-- START --
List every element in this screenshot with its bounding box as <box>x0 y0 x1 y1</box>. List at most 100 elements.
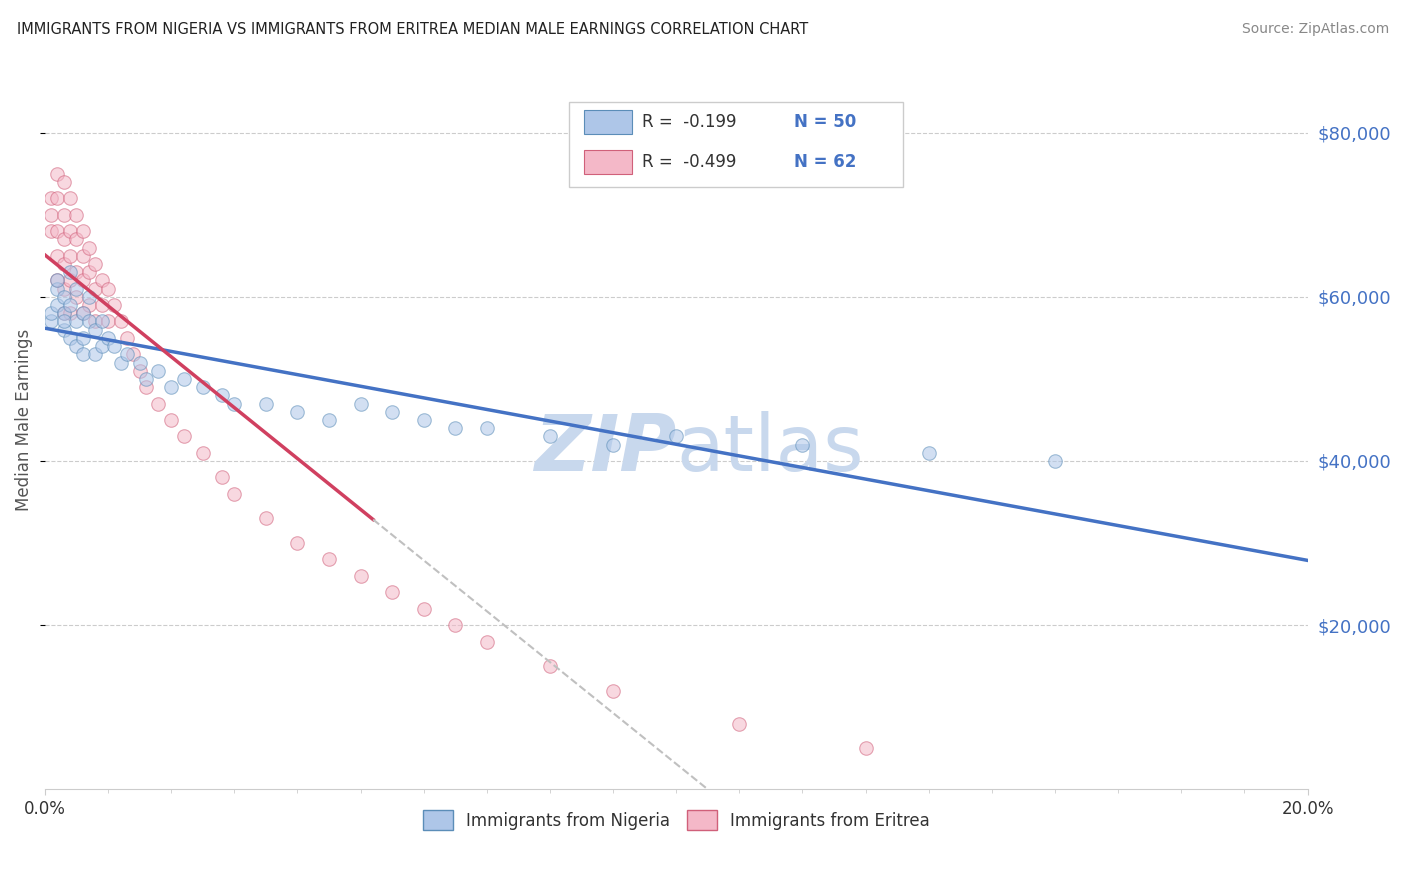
Point <box>46 298 69 312</box>
Point <box>39 306 62 320</box>
Point <box>65 339 87 353</box>
Point <box>224 487 246 501</box>
Point <box>59 306 82 320</box>
Point <box>65 265 87 279</box>
Point <box>918 446 941 460</box>
Point <box>84 282 107 296</box>
Point <box>728 716 751 731</box>
Point <box>65 290 87 304</box>
Point <box>72 249 94 263</box>
Point <box>173 372 195 386</box>
Point <box>72 306 94 320</box>
Point <box>412 601 434 615</box>
Point <box>39 208 62 222</box>
Point <box>39 224 62 238</box>
Point <box>97 331 120 345</box>
Point <box>128 355 150 369</box>
Legend: Immigrants from Nigeria, Immigrants from Eritrea: Immigrants from Nigeria, Immigrants from… <box>416 804 936 837</box>
Point <box>665 429 688 443</box>
Point <box>148 364 170 378</box>
Point <box>59 331 82 345</box>
Point <box>46 282 69 296</box>
Point <box>59 265 82 279</box>
Point <box>475 634 498 648</box>
Point <box>318 413 340 427</box>
Point <box>59 191 82 205</box>
Y-axis label: Median Male Earnings: Median Male Earnings <box>15 329 32 511</box>
Point <box>444 618 467 632</box>
Point <box>72 273 94 287</box>
Point <box>349 396 371 410</box>
Point <box>65 314 87 328</box>
Point <box>122 347 145 361</box>
Point <box>115 331 138 345</box>
Text: R =  -0.199: R = -0.199 <box>643 113 737 131</box>
Point <box>160 413 183 427</box>
Point <box>349 569 371 583</box>
Point <box>135 372 157 386</box>
Point <box>39 191 62 205</box>
FancyBboxPatch shape <box>569 103 904 187</box>
Point <box>412 413 434 427</box>
Point <box>90 339 112 353</box>
Point <box>46 167 69 181</box>
Point <box>39 314 62 328</box>
Point <box>110 355 132 369</box>
Point <box>77 265 100 279</box>
Point <box>77 314 100 328</box>
Point <box>59 273 82 287</box>
Text: IMMIGRANTS FROM NIGERIA VS IMMIGRANTS FROM ERITREA MEDIAN MALE EARNINGS CORRELAT: IMMIGRANTS FROM NIGERIA VS IMMIGRANTS FR… <box>17 22 808 37</box>
Point <box>59 298 82 312</box>
Point <box>84 347 107 361</box>
Point <box>77 241 100 255</box>
Point <box>254 396 277 410</box>
Text: R =  -0.499: R = -0.499 <box>643 153 737 171</box>
Point <box>77 298 100 312</box>
Point <box>173 429 195 443</box>
Point <box>287 536 309 550</box>
Point <box>46 224 69 238</box>
Text: atlas: atlas <box>676 411 863 488</box>
Point <box>90 273 112 287</box>
Point <box>59 249 82 263</box>
Point <box>211 470 233 484</box>
Point <box>52 306 75 320</box>
Point <box>46 273 69 287</box>
Point <box>160 380 183 394</box>
Point <box>90 314 112 328</box>
Point <box>538 429 561 443</box>
Point <box>46 273 69 287</box>
Text: Source: ZipAtlas.com: Source: ZipAtlas.com <box>1241 22 1389 37</box>
Bar <box>583 110 631 134</box>
Point <box>52 208 75 222</box>
Point <box>135 380 157 394</box>
Point <box>254 511 277 525</box>
Point <box>52 290 75 304</box>
Text: N = 50: N = 50 <box>793 113 856 131</box>
Point <box>224 396 246 410</box>
Point <box>1043 454 1066 468</box>
Point <box>103 298 125 312</box>
Point <box>72 306 94 320</box>
Point <box>65 282 87 296</box>
Text: ZIP: ZIP <box>534 411 676 488</box>
Point <box>211 388 233 402</box>
Point <box>148 396 170 410</box>
Point <box>84 257 107 271</box>
Point <box>191 446 214 460</box>
Point <box>59 224 82 238</box>
Point <box>72 224 94 238</box>
Point <box>72 331 94 345</box>
Point <box>52 282 75 296</box>
Point <box>115 347 138 361</box>
Point <box>792 437 814 451</box>
Point <box>52 314 75 328</box>
Point <box>52 232 75 246</box>
Point <box>602 683 624 698</box>
Point <box>65 208 87 222</box>
Point <box>52 323 75 337</box>
Point <box>46 249 69 263</box>
Point <box>110 314 132 328</box>
Point <box>128 364 150 378</box>
Point <box>52 257 75 271</box>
-- END --
_Work to complete_
Reproduce every line of the items above word for word, omitting the pictures.

_The result_
List every element in this screenshot with its bounding box as <box>x0 y0 x1 y1</box>. List at most 100 elements.
Point <box>46 298 69 312</box>
Point <box>39 306 62 320</box>
Point <box>65 339 87 353</box>
Point <box>224 487 246 501</box>
Point <box>59 306 82 320</box>
Point <box>65 265 87 279</box>
Point <box>918 446 941 460</box>
Point <box>84 282 107 296</box>
Point <box>728 716 751 731</box>
Point <box>65 290 87 304</box>
Point <box>72 249 94 263</box>
Point <box>173 372 195 386</box>
Point <box>72 306 94 320</box>
Point <box>412 601 434 615</box>
Point <box>39 208 62 222</box>
Point <box>39 224 62 238</box>
Point <box>97 331 120 345</box>
Point <box>128 355 150 369</box>
Legend: Immigrants from Nigeria, Immigrants from Eritrea: Immigrants from Nigeria, Immigrants from… <box>416 804 936 837</box>
Point <box>665 429 688 443</box>
Point <box>148 364 170 378</box>
Point <box>59 331 82 345</box>
Point <box>46 282 69 296</box>
Point <box>59 265 82 279</box>
Point <box>475 634 498 648</box>
Point <box>318 413 340 427</box>
Point <box>59 191 82 205</box>
Y-axis label: Median Male Earnings: Median Male Earnings <box>15 329 32 511</box>
Point <box>444 618 467 632</box>
Point <box>72 273 94 287</box>
Point <box>349 396 371 410</box>
Point <box>65 314 87 328</box>
Point <box>122 347 145 361</box>
Point <box>115 331 138 345</box>
Text: R =  -0.199: R = -0.199 <box>643 113 737 131</box>
Point <box>160 413 183 427</box>
Point <box>349 569 371 583</box>
Point <box>135 372 157 386</box>
Point <box>39 191 62 205</box>
FancyBboxPatch shape <box>569 103 904 187</box>
Point <box>412 413 434 427</box>
Point <box>90 339 112 353</box>
Point <box>46 167 69 181</box>
Point <box>39 314 62 328</box>
Point <box>110 355 132 369</box>
Point <box>77 265 100 279</box>
Point <box>77 314 100 328</box>
Point <box>59 273 82 287</box>
Text: IMMIGRANTS FROM NIGERIA VS IMMIGRANTS FROM ERITREA MEDIAN MALE EARNINGS CORRELAT: IMMIGRANTS FROM NIGERIA VS IMMIGRANTS FR… <box>17 22 808 37</box>
Point <box>59 298 82 312</box>
Point <box>84 347 107 361</box>
Point <box>77 241 100 255</box>
Point <box>254 396 277 410</box>
Text: R =  -0.499: R = -0.499 <box>643 153 737 171</box>
Point <box>77 298 100 312</box>
Point <box>173 429 195 443</box>
Point <box>287 536 309 550</box>
Point <box>46 224 69 238</box>
Text: atlas: atlas <box>676 411 863 488</box>
Point <box>90 273 112 287</box>
Point <box>59 249 82 263</box>
Point <box>211 470 233 484</box>
Point <box>52 306 75 320</box>
Point <box>46 273 69 287</box>
Point <box>160 380 183 394</box>
Point <box>90 314 112 328</box>
Point <box>538 429 561 443</box>
Point <box>46 273 69 287</box>
Text: Source: ZipAtlas.com: Source: ZipAtlas.com <box>1241 22 1389 37</box>
Bar <box>583 110 631 134</box>
Point <box>52 208 75 222</box>
Point <box>135 380 157 394</box>
Point <box>254 511 277 525</box>
Point <box>52 290 75 304</box>
Text: N = 50: N = 50 <box>793 113 856 131</box>
Point <box>224 396 246 410</box>
Point <box>1043 454 1066 468</box>
Point <box>103 298 125 312</box>
Point <box>72 306 94 320</box>
Point <box>65 282 87 296</box>
Text: ZIP: ZIP <box>534 411 676 488</box>
Point <box>211 388 233 402</box>
Point <box>148 396 170 410</box>
Point <box>84 257 107 271</box>
Point <box>191 446 214 460</box>
Point <box>59 224 82 238</box>
Point <box>72 224 94 238</box>
Point <box>72 331 94 345</box>
Point <box>52 282 75 296</box>
Point <box>115 347 138 361</box>
Point <box>792 437 814 451</box>
Point <box>52 314 75 328</box>
Point <box>52 232 75 246</box>
Point <box>602 683 624 698</box>
Point <box>65 208 87 222</box>
Point <box>52 323 75 337</box>
Point <box>46 249 69 263</box>
Point <box>110 314 132 328</box>
Point <box>128 364 150 378</box>
Point <box>52 257 75 271</box>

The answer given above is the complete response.